"""
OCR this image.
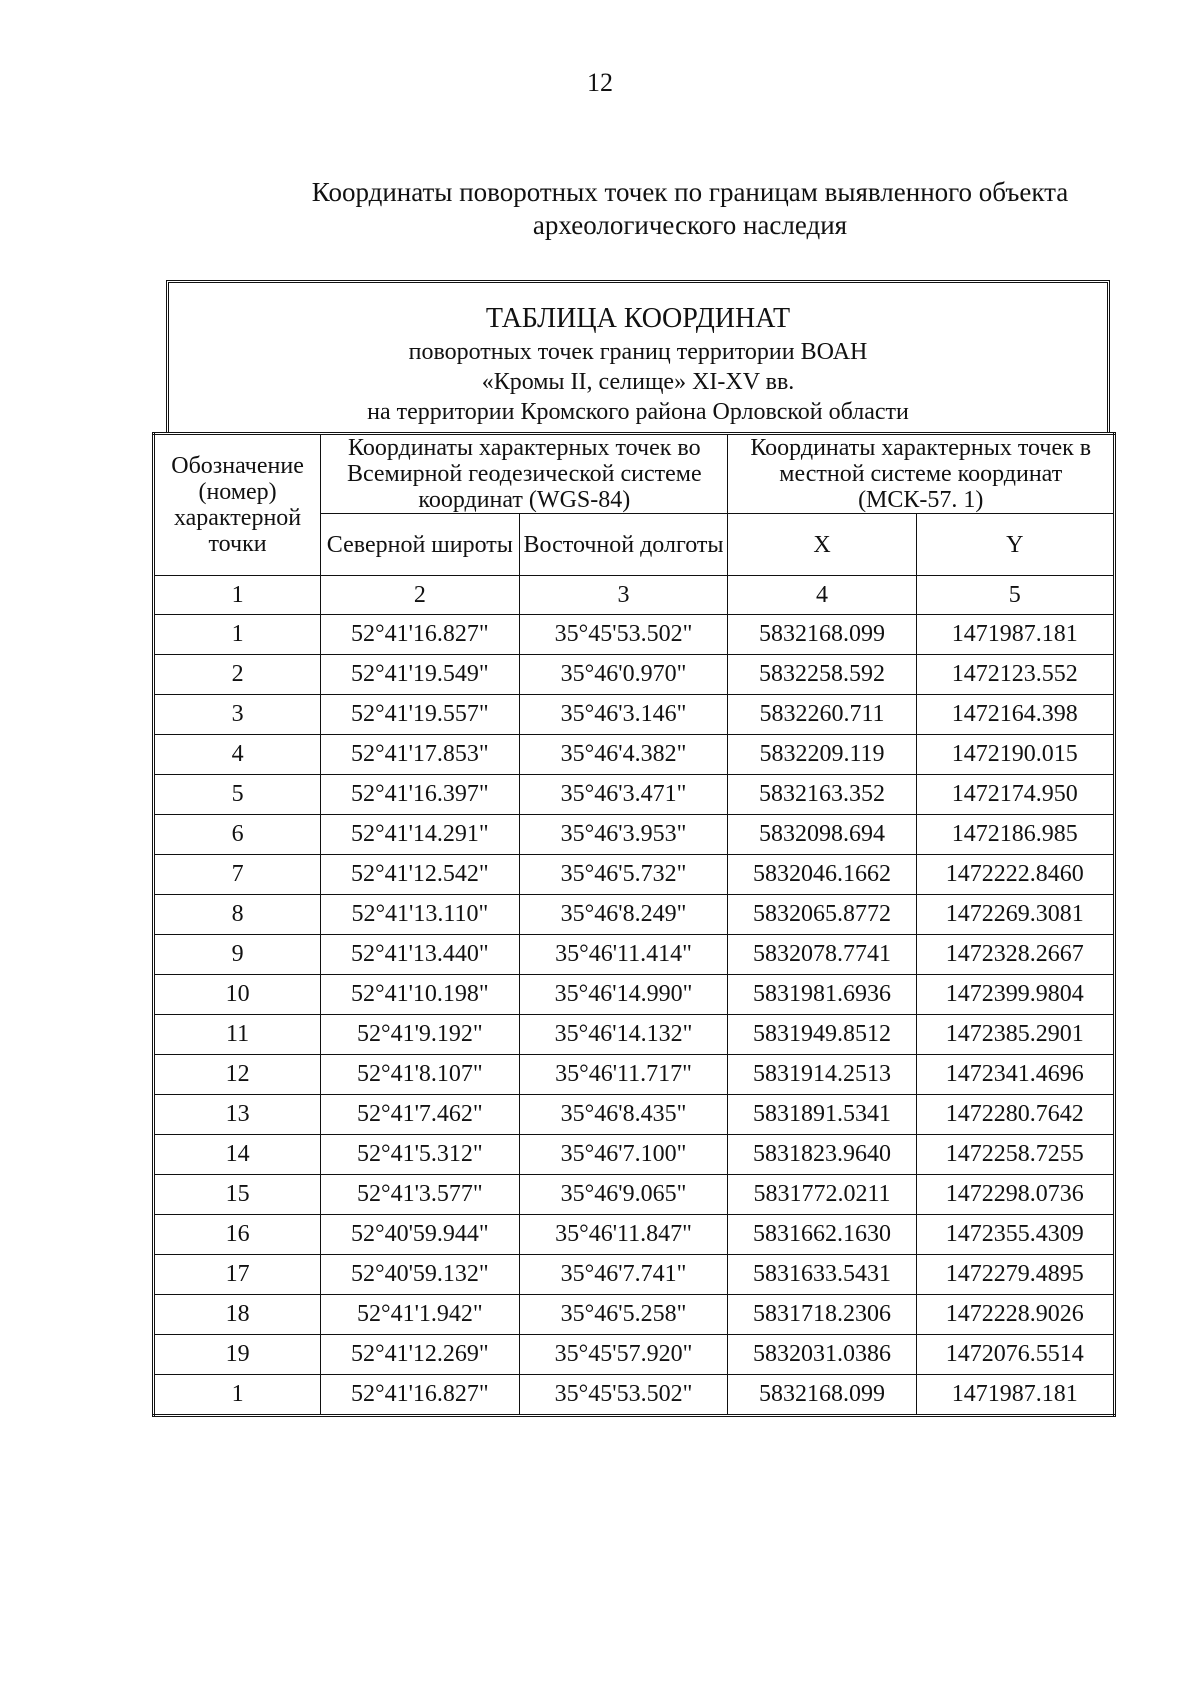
12
Координаты поворотных точек по границам выявленного объекта
археологического наследия
ТАБЛИЦА КООРДИНАТ
поворотных точек границ территории ВОАН
«Кромы II, селище» XI-XV вв.
на территории Кромского района Орловской области
Обозначение (номер) характерной точки	Координаты характерных точек во Всемирной геодезической системе координат (WGS-84)		Координаты характерных точек в местной системе координат (МСК-57. 1)	
	Северной широты	Восточной долготы	X	Y
1	2	3	4	5
1	52°41'16.827"	35°45'53.502"	5832168.099	1471987.181
2	52°41'19.549"	35°46'0.970"	5832258.592	1472123.552
3	52°41'19.557"	35°46'3.146"	5832260.711	1472164.398
4	52°41'17.853"	35°46'4.382"	5832209.119	1472190.015
5	52°41'16.397"	35°46'3.471"	5832163.352	1472174.950
6	52°41'14.291"	35°46'3.953"	5832098.694	1472186.985
7	52°41'12.542"	35°46'5.732"	5832046.1662	1472222.8460
8	52°41'13.110"	35°46'8.249"	5832065.8772	1472269.3081
9	52°41'13.440"	35°46'11.414"	5832078.7741	1472328.2667
10	52°41'10.198"	35°46'14.990"	5831981.6936	1472399.9804
11	52°41'9.192"	35°46'14.132"	5831949.8512	1472385.2901
12	52°41'8.107"	35°46'11.717"	5831914.2513	1472341.4696
13	52°41'7.462"	35°46'8.435"	5831891.5341	1472280.7642
14	52°41'5.312"	35°46'7.100"	5831823.9640	1472258.7255
15	52°41'3.577"	35°46'9.065"	5831772.0211	1472298.0736
16	52°40'59.944"	35°46'11.847"	5831662.1630	1472355.4309
17	52°40'59.132"	35°46'7.741"	5831633.5431	1472279.4895
18	52°41'1.942"	35°46'5.258"	5831718.2306	1472228.9026
19	52°41'12.269"	35°45'57.920"	5832031.0386	1472076.5514
1	52°41'16.827"	35°45'53.502"	5832168.099	1471987.181
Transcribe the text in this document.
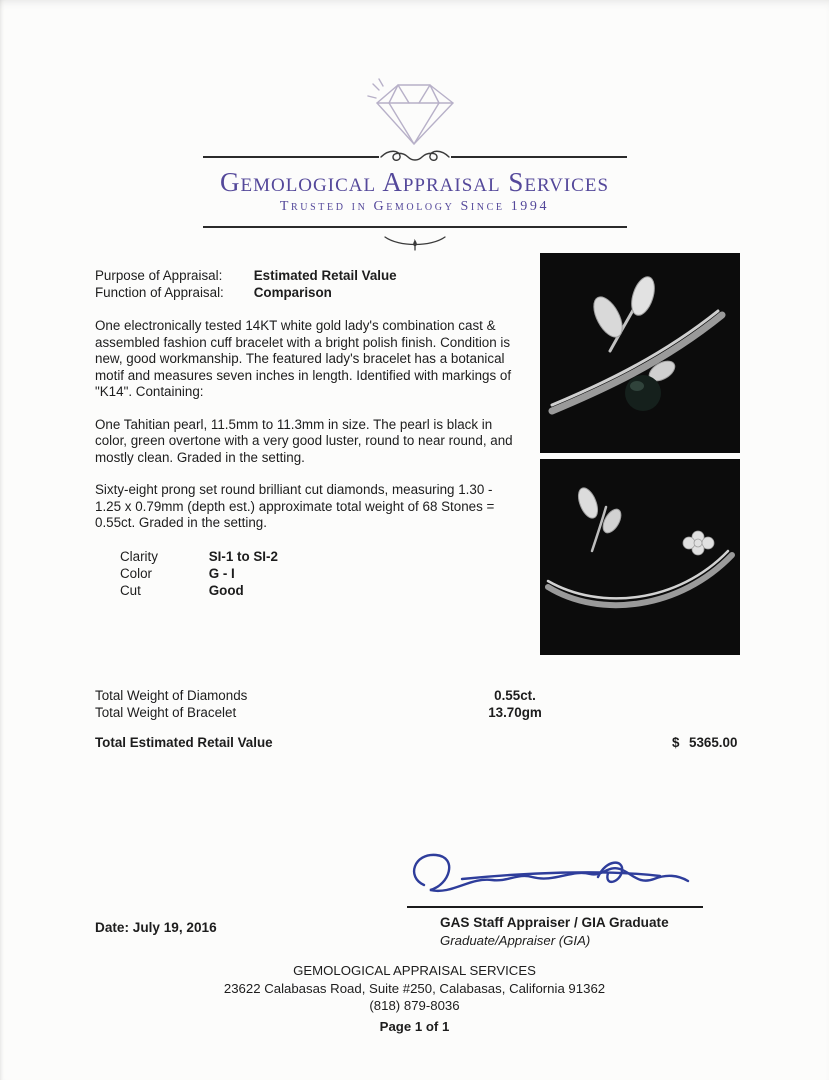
Gemological Appraisal Services
Trusted in Gemology Since 1994
Purpose of Appraisal: Estimated Retail Value
Function of Appraisal: Comparison

One electronically tested 14KT white gold lady's combination cast & assembled fashion cuff bracelet with a bright polish finish. Condition is new, good workmanship. The featured lady's bracelet has a botanical motif and measures seven inches in length. Identified with markings of "K14". Containing:

One Tahitian pearl, 11.5mm to 11.3mm in size. The pearl is black in color, green overtone with a very good luster, round to near round, and mostly clean. Graded in the setting.

Sixty-eight prong set round brilliant cut diamonds, measuring 1.30 - 1.25 x 0.79mm (depth est.) approximate total weight of 68 Stones = 0.55ct. Graded in the setting.

Clarity	SI-1 to SI-2
Color	G - I
Cut	Good
Total Weight of Diamonds	0.55ct.
Total Weight of Bracelet	13.70gm
Total Estimated Retail Value	$ 5365.00
Date: July 19, 2016	GAS Staff Appraiser / GIA Graduate
Graduate/Appraiser (GIA)
GEMOLOGICAL APPRAISAL SERVICES
23622 Calabasas Road, Suite #250, Calabasas, California 91362
(818) 879-8036
Page 1 of 1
"""
AIM: Begin with the line that contains "Transcribe the text in this document." and repeat every line through the end of the data, exactly and only those lines, leaving out the pictures.

SOLVED PROBLEM:
Transcribe the text in this document.
Gemological Appraisal Services
Trusted in Gemology Since 1994
Purpose of Appraisal: Estimated Retail Value
Function of Appraisal: Comparison

One electronically tested 14KT white gold lady's combination cast & assembled fashion cuff bracelet with a bright polish finish. Condition is new, good workmanship. The featured lady's bracelet has a botanical motif and measures seven inches in length. Identified with markings of "K14". Containing:

One Tahitian pearl, 11.5mm to 11.3mm in size. The pearl is black in color, green overtone with a very good luster, round to near round, and mostly clean. Graded in the setting.

Sixty-eight prong set round brilliant cut diamonds, measuring 1.30 - 1.25 x 0.79mm (depth est.) approximate total weight of 68 Stones = 0.55ct. Graded in the setting.

Clarity	SI-1 to SI-2
Color	G - I
Cut	Good
Total Weight of Diamonds	0.55ct.
Total Weight of Bracelet	13.70gm
Total Estimated Retail Value	$ 5365.00
Date: July 19, 2016	GAS Staff Appraiser / GIA Graduate
Graduate/Appraiser (GIA)
GEMOLOGICAL APPRAISAL SERVICES
23622 Calabasas Road, Suite #250, Calabasas, California 91362
(818) 879-8036
Page 1 of 1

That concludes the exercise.